▶ [Problem requirements]
Give the number of lines in the listing below that include the word "uveřejní", with nothing more.
-.-.-
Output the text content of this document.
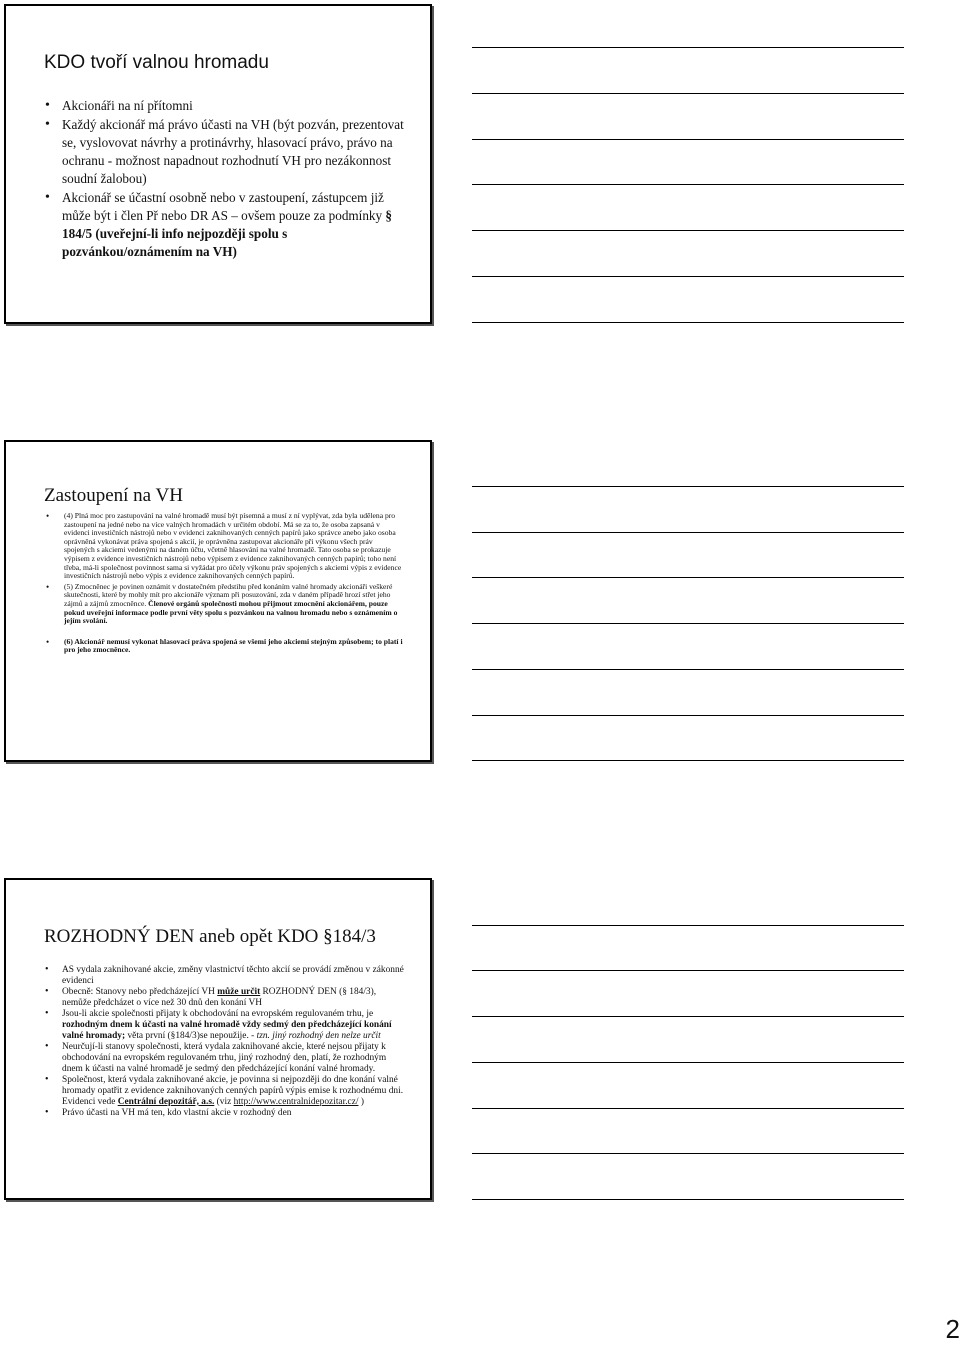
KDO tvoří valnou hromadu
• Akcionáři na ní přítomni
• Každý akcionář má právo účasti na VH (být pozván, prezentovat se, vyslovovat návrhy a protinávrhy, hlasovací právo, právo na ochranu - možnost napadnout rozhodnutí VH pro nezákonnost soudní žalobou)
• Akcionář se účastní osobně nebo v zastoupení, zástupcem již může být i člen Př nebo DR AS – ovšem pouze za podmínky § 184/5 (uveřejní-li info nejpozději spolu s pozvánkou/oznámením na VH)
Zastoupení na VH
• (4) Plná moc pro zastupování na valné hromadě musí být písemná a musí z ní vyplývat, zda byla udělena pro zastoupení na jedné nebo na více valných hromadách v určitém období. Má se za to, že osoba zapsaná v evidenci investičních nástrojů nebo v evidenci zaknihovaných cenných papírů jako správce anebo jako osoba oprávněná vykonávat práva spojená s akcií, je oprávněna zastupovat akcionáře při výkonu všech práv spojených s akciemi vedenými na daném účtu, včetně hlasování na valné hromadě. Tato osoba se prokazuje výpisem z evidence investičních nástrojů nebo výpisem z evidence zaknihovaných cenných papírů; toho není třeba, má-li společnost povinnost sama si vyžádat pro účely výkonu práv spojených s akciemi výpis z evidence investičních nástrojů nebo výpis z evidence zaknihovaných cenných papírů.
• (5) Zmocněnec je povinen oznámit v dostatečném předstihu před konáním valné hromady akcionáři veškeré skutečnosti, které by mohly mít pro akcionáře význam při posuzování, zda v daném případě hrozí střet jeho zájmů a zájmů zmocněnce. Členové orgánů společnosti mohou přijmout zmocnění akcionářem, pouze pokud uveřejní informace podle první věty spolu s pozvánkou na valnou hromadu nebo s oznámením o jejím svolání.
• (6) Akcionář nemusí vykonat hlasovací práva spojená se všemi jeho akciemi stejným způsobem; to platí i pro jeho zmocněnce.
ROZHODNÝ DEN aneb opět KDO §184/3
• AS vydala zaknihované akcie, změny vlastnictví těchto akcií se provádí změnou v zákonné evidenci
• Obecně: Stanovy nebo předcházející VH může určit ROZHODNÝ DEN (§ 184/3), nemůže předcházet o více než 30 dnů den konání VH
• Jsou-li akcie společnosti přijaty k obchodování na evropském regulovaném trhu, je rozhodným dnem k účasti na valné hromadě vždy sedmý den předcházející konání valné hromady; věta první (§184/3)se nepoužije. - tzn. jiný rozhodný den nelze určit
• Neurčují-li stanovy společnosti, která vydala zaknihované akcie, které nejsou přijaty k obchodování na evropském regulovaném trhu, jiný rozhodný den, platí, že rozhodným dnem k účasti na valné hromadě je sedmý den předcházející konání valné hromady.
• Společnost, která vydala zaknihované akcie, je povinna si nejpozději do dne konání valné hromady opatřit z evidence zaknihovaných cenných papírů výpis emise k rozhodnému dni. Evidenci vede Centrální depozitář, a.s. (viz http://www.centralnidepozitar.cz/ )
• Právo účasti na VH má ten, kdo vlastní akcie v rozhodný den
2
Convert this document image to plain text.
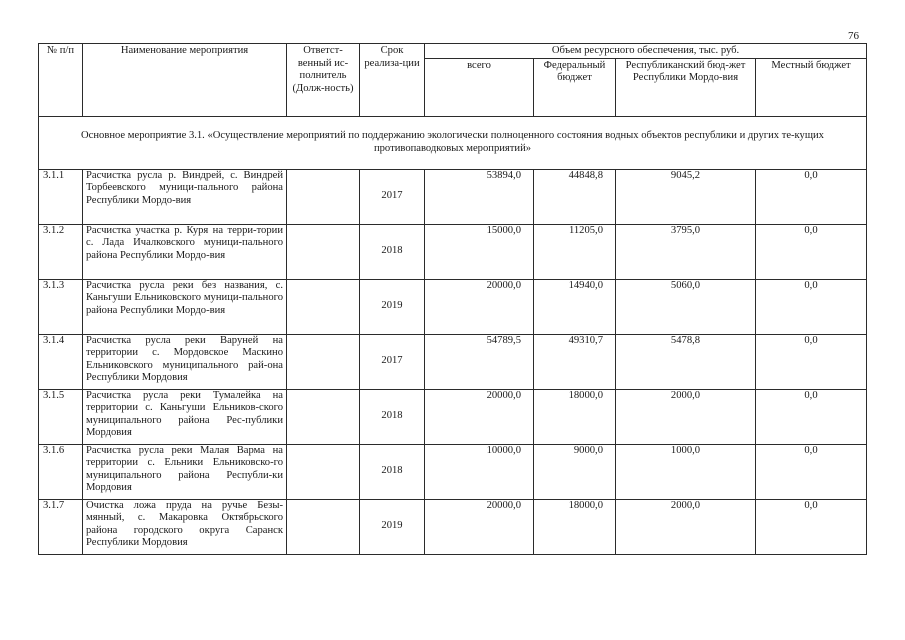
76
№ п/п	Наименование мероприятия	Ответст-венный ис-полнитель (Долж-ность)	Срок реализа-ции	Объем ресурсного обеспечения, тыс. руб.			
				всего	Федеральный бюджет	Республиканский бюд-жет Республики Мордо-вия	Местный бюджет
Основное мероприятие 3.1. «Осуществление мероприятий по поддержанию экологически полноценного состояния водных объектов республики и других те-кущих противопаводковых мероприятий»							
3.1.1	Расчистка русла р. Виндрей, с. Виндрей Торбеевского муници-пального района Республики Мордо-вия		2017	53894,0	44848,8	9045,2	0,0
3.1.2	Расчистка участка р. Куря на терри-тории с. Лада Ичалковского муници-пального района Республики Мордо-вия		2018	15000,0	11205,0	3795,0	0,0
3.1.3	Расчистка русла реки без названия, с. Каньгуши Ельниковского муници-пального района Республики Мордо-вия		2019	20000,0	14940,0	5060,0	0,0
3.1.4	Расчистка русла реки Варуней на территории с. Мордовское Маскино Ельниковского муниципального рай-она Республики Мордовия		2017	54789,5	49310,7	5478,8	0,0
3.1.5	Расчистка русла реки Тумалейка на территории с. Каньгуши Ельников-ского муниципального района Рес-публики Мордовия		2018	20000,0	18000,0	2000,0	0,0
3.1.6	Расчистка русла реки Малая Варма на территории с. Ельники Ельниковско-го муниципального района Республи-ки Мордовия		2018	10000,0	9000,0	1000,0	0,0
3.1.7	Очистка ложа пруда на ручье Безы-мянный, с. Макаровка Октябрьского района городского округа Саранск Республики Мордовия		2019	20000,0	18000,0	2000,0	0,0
-.-.-
▶ [Solved problem]
2